Aim of the exercise. Locate every line in the records below that holds the word "Abhijith" and return each one.

::::

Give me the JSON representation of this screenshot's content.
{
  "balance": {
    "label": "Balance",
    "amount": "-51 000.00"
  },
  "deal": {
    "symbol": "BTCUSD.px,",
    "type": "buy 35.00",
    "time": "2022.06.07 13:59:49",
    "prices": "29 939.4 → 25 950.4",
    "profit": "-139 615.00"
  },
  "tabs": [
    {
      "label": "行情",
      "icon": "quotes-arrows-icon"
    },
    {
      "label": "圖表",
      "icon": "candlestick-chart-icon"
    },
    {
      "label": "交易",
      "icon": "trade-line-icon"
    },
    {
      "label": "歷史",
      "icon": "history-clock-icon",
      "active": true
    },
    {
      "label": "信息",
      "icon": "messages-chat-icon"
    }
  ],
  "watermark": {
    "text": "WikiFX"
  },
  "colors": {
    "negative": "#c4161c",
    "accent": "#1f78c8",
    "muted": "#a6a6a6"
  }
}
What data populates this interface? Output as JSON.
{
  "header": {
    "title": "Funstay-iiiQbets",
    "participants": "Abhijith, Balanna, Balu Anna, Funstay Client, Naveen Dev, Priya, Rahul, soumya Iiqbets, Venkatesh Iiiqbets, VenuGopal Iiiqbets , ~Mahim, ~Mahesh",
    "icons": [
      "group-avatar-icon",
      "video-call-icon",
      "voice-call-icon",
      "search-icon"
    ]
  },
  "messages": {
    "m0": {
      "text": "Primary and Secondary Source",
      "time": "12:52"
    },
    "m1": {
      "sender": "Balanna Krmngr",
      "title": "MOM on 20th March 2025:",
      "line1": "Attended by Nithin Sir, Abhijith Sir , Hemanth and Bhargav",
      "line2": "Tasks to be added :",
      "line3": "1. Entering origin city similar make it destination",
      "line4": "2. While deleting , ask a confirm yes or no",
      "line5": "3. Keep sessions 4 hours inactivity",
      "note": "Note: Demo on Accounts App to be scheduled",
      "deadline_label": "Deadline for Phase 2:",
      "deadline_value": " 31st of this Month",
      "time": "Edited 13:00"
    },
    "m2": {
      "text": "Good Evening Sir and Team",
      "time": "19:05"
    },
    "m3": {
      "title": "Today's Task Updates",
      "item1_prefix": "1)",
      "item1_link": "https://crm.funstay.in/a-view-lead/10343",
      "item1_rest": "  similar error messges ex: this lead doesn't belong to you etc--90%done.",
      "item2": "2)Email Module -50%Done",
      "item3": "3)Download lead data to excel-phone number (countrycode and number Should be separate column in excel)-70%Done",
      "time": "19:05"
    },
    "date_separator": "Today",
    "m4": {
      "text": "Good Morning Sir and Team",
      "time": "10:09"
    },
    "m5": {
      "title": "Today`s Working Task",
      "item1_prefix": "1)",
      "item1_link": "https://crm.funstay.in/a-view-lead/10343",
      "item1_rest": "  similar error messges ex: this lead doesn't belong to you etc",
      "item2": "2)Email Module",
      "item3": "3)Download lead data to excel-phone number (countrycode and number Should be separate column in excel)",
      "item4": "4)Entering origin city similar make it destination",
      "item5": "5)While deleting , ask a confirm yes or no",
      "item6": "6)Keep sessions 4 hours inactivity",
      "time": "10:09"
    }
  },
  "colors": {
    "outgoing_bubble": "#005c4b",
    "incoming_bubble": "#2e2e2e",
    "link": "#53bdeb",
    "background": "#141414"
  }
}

::::

Solution for this problem.
    "participants": "Abhijith, Balanna, Balu Anna, Funstay Client, Naveen Dev, Priya, Rahul, soumya Iiqbets, Venkatesh Iiiqbets, VenuGopal Iiiqbets , ~Mahim, ~Mahesh",
      "line1": "Attended by Nithin Sir, Abhijith Sir , Hemanth and Bhargav",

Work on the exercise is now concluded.